(Input):

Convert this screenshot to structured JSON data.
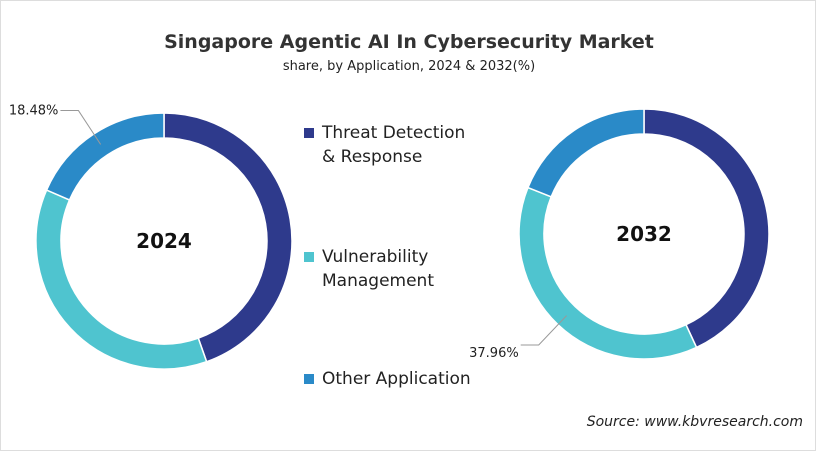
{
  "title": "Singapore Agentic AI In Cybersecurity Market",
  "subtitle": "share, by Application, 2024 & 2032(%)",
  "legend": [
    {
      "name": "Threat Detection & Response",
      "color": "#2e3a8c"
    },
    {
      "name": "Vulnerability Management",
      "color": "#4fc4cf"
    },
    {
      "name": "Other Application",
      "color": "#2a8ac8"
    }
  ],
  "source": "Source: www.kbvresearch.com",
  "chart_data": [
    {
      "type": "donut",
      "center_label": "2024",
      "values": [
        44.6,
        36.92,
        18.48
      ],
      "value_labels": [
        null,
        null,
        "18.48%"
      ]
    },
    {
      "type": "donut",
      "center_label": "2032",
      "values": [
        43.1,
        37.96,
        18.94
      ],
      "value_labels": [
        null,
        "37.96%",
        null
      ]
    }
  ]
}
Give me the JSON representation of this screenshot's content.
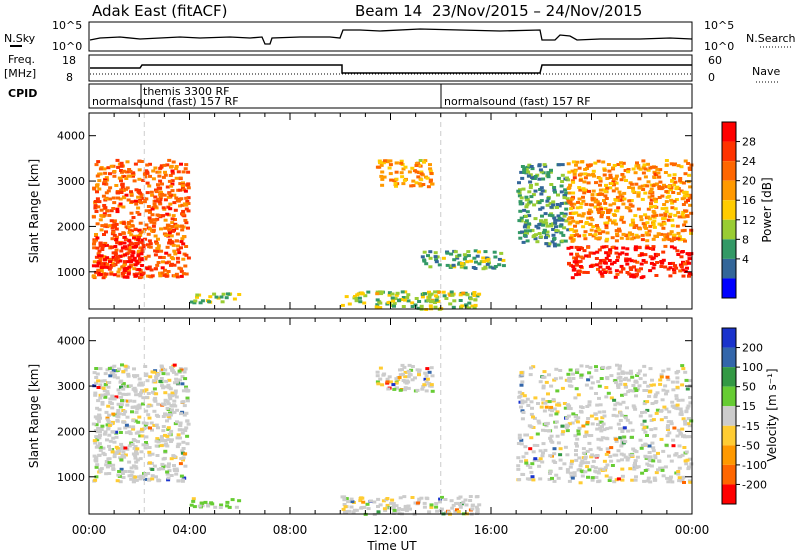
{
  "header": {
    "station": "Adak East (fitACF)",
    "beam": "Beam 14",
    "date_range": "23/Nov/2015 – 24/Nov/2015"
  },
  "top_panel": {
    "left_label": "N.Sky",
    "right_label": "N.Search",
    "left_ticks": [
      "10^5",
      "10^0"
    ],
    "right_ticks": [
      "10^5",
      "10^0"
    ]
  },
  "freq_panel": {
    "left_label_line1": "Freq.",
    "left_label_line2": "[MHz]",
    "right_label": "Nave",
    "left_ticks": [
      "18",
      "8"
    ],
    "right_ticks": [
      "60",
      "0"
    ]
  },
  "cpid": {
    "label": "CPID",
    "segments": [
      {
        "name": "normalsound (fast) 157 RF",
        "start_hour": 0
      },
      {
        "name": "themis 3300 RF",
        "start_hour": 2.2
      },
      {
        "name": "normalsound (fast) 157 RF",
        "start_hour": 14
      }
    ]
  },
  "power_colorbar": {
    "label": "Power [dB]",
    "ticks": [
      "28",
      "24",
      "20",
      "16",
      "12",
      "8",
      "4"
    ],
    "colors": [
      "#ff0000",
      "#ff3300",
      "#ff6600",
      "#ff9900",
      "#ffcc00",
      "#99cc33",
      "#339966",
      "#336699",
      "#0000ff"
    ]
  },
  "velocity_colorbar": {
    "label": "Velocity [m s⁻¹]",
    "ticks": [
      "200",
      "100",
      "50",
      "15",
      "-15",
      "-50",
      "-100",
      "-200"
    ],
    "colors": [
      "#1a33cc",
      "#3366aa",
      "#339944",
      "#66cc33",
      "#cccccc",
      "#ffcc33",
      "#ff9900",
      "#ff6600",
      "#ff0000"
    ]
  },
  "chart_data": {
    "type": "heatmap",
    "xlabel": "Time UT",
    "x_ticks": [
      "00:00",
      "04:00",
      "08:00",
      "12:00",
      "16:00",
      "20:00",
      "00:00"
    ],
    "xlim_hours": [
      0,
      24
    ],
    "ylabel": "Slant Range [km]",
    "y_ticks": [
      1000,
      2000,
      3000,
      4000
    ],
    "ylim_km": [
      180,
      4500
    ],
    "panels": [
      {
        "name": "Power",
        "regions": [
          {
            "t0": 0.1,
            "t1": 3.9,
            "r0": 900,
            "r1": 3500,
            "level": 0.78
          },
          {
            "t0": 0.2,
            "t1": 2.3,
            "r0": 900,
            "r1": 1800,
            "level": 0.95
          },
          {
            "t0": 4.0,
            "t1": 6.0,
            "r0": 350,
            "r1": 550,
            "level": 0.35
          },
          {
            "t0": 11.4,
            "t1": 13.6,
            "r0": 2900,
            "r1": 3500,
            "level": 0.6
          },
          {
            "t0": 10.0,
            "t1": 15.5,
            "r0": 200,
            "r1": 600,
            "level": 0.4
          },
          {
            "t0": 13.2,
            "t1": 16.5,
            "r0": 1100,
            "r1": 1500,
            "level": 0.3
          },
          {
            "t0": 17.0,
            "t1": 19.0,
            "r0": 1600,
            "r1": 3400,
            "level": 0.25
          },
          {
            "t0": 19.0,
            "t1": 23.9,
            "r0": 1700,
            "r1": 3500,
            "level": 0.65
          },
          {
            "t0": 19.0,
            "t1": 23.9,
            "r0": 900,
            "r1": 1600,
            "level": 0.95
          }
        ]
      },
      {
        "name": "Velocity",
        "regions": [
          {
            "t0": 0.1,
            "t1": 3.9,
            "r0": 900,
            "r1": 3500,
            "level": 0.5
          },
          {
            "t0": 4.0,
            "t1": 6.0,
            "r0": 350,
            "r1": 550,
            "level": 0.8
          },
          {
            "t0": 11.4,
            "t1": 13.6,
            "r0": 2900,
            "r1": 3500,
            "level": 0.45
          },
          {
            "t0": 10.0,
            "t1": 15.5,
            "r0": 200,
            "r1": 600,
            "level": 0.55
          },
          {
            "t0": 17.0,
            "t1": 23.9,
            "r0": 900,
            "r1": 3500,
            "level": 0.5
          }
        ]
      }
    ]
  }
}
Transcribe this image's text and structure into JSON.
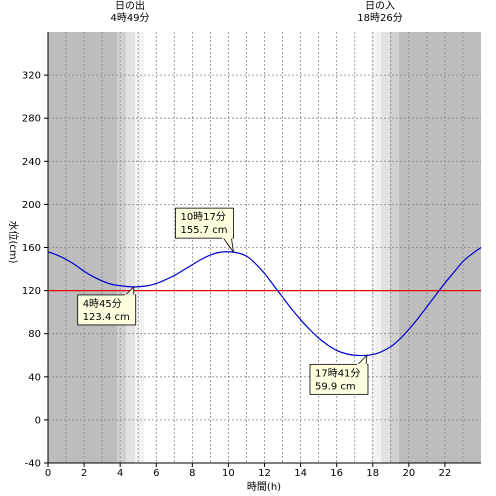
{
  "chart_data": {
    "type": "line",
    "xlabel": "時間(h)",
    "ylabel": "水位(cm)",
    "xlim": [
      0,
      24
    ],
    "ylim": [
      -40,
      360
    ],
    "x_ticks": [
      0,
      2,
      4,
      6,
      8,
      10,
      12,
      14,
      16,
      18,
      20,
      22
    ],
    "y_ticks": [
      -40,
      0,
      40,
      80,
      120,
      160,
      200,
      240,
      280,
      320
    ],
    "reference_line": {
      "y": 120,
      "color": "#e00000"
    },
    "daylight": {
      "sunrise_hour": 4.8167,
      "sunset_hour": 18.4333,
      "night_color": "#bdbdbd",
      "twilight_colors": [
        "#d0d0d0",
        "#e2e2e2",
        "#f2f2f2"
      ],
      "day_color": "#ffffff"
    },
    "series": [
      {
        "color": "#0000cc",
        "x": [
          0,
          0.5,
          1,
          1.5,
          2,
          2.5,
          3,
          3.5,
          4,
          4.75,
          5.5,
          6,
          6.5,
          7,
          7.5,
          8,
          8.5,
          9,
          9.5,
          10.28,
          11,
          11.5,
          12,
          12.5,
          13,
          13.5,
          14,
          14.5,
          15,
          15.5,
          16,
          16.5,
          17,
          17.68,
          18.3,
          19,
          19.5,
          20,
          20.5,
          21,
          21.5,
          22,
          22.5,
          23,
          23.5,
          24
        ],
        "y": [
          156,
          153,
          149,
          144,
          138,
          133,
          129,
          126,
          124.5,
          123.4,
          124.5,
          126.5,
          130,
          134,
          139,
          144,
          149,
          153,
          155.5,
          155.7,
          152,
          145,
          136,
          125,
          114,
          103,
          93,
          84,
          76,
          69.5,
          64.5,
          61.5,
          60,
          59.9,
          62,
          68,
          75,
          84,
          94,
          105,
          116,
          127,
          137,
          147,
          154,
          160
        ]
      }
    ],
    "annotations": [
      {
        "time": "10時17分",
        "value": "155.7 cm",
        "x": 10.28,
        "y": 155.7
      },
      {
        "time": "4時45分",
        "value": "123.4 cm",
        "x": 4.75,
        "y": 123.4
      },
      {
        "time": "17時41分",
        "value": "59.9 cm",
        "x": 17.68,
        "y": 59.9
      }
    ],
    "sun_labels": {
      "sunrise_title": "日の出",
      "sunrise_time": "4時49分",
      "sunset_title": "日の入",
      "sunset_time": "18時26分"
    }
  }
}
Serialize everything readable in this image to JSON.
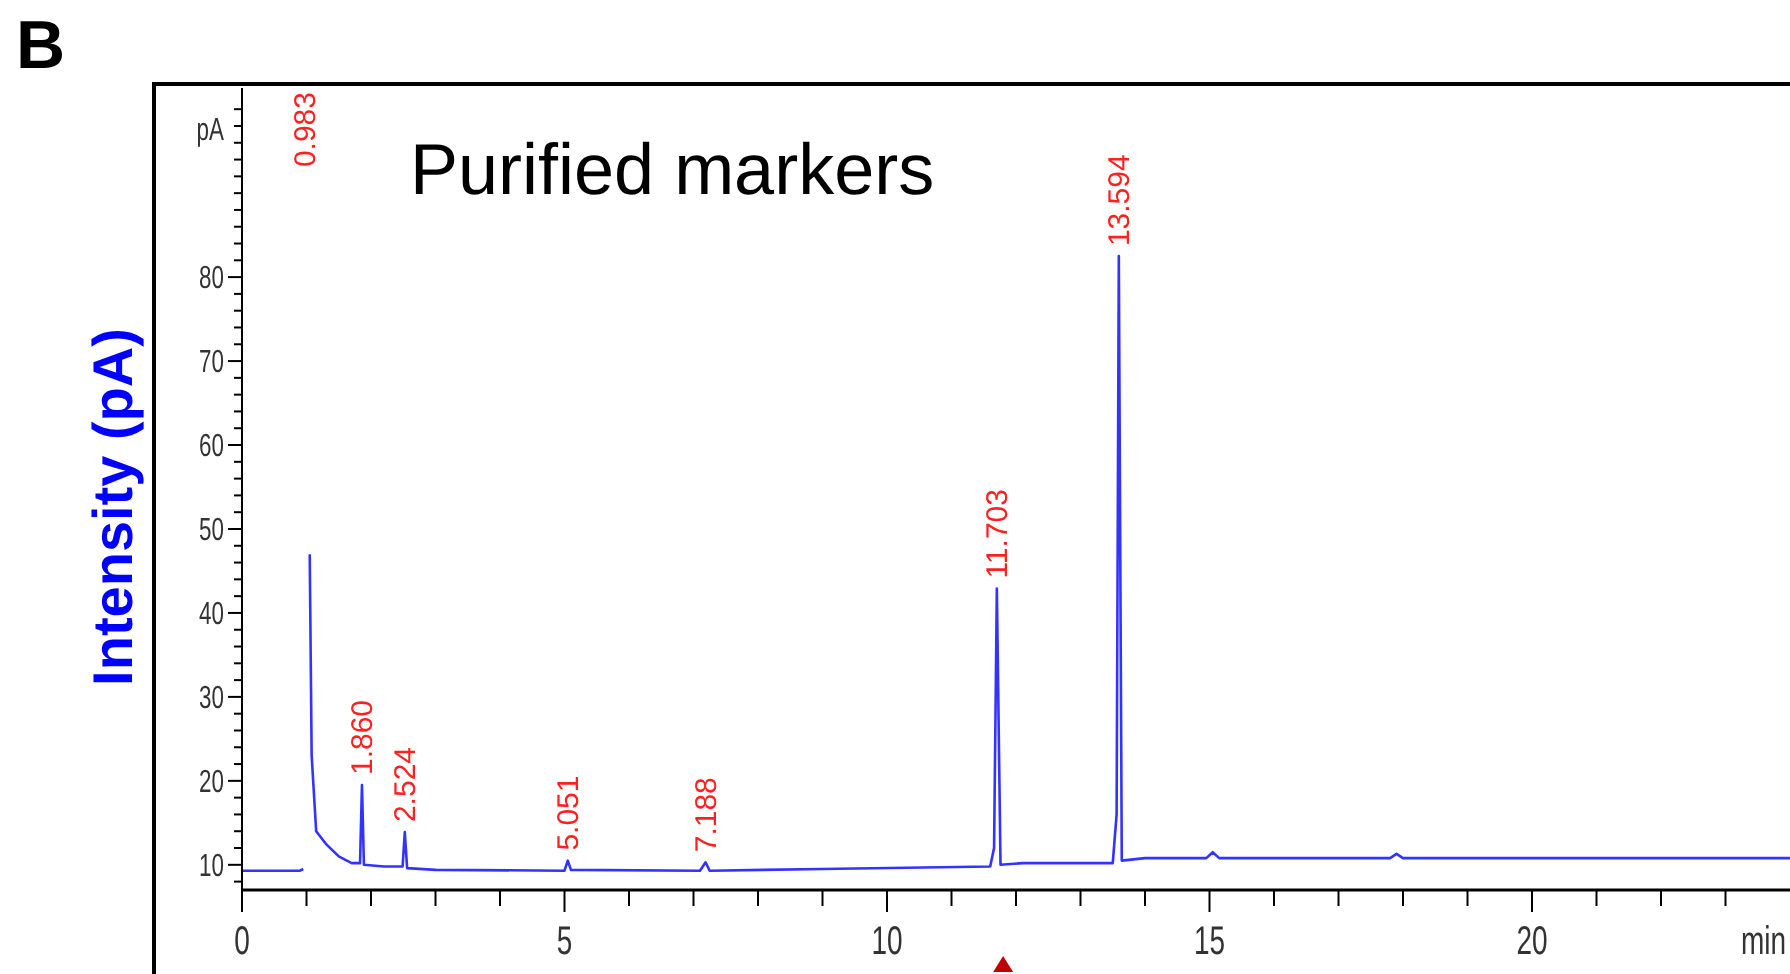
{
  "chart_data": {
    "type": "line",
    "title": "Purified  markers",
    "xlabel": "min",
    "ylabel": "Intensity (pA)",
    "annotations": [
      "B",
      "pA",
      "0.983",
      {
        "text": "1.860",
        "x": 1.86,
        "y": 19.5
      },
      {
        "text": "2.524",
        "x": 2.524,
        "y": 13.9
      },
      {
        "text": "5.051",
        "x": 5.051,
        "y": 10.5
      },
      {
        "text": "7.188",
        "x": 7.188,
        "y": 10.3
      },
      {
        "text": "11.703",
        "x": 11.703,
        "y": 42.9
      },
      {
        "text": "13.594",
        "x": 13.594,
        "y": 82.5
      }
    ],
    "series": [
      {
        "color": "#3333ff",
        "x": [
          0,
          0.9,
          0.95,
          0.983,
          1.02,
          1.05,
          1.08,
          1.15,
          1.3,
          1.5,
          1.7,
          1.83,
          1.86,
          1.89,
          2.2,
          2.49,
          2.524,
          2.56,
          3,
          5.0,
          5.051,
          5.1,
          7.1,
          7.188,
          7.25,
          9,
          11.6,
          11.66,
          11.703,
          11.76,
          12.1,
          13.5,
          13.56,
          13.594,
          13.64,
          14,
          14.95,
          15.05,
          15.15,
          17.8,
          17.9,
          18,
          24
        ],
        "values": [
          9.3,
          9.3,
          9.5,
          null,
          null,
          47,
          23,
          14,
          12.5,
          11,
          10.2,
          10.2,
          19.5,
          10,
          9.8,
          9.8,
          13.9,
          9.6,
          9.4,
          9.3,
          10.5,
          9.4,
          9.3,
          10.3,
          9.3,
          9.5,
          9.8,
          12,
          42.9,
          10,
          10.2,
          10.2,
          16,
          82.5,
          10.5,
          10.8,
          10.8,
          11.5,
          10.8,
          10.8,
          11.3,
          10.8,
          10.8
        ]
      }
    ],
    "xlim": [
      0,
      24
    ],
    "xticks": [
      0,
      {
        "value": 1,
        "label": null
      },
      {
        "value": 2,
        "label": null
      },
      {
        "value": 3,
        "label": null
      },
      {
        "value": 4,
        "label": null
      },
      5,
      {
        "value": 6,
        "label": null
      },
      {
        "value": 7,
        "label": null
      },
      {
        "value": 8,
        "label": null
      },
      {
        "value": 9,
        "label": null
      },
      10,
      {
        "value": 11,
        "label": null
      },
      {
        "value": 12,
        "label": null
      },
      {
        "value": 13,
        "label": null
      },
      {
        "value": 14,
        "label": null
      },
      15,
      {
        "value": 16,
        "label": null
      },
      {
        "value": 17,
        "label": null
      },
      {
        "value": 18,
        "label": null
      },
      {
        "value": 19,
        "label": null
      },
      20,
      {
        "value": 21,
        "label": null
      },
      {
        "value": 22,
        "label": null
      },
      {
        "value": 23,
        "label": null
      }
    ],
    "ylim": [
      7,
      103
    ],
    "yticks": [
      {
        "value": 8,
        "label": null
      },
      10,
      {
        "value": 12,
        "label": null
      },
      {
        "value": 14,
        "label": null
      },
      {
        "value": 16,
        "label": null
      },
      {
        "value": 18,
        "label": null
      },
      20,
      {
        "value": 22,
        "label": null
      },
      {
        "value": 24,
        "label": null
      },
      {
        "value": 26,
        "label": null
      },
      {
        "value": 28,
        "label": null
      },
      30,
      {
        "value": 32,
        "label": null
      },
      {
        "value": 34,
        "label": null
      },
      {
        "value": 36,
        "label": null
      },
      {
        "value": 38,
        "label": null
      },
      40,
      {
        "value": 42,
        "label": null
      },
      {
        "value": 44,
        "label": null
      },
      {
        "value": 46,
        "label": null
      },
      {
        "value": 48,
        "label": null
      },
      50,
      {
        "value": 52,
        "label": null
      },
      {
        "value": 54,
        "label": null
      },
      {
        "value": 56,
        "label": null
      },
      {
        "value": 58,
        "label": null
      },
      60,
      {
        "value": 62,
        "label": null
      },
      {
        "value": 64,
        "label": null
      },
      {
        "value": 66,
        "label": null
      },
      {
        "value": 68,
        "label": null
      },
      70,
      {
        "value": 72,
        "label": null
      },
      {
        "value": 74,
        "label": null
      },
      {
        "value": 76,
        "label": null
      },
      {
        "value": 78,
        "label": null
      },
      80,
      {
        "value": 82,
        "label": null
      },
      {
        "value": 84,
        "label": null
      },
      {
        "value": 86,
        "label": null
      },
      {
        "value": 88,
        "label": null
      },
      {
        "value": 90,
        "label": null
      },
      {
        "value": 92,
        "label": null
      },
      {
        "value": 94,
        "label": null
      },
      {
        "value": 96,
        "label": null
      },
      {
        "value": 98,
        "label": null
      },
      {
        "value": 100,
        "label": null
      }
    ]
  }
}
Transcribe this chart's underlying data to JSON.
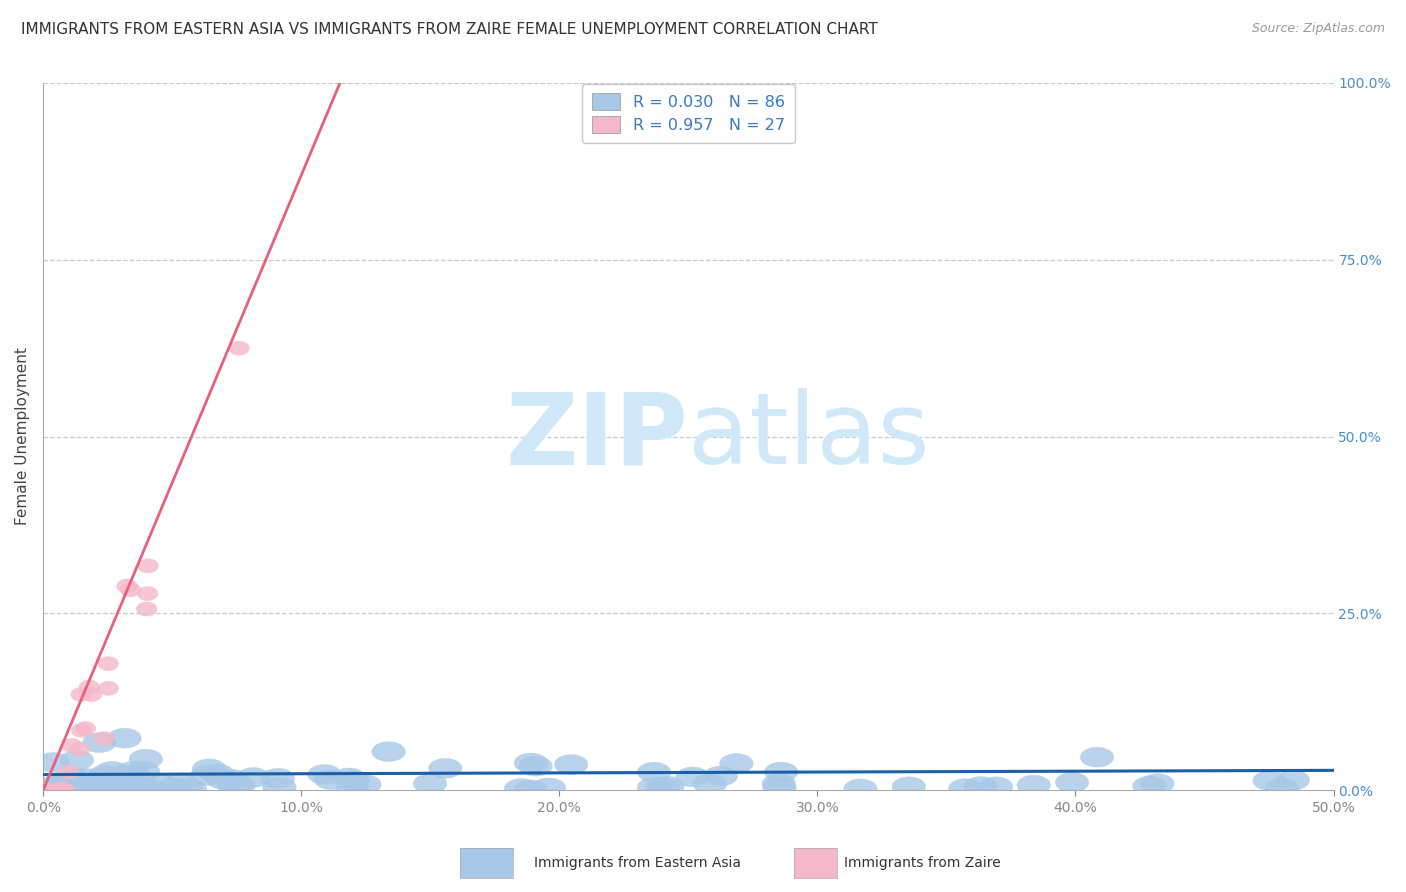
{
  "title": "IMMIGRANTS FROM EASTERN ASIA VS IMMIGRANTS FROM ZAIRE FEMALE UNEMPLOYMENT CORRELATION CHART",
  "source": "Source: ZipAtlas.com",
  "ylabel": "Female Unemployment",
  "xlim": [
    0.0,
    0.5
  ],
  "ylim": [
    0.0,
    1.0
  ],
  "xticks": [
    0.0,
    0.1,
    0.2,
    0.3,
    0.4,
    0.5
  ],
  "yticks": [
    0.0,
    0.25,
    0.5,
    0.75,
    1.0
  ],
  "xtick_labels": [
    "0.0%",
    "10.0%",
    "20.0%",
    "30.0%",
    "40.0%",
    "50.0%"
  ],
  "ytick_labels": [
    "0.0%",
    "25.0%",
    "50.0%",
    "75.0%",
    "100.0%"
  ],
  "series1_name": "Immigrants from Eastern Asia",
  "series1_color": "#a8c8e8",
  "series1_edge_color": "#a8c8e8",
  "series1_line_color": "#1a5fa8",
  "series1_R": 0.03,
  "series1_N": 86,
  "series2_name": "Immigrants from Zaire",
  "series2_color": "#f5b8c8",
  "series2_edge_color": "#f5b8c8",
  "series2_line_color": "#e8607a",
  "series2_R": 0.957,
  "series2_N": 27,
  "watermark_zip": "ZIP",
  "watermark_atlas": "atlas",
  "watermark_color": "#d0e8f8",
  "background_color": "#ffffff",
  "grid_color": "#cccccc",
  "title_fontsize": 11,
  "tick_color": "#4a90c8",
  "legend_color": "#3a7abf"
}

(Set exercise): Return, from the data, each line that has the word "Application" in it.

(Task result):
  "subtitle": "share, by Application, 2024 & 2032(%)",
      "name": "Other Application",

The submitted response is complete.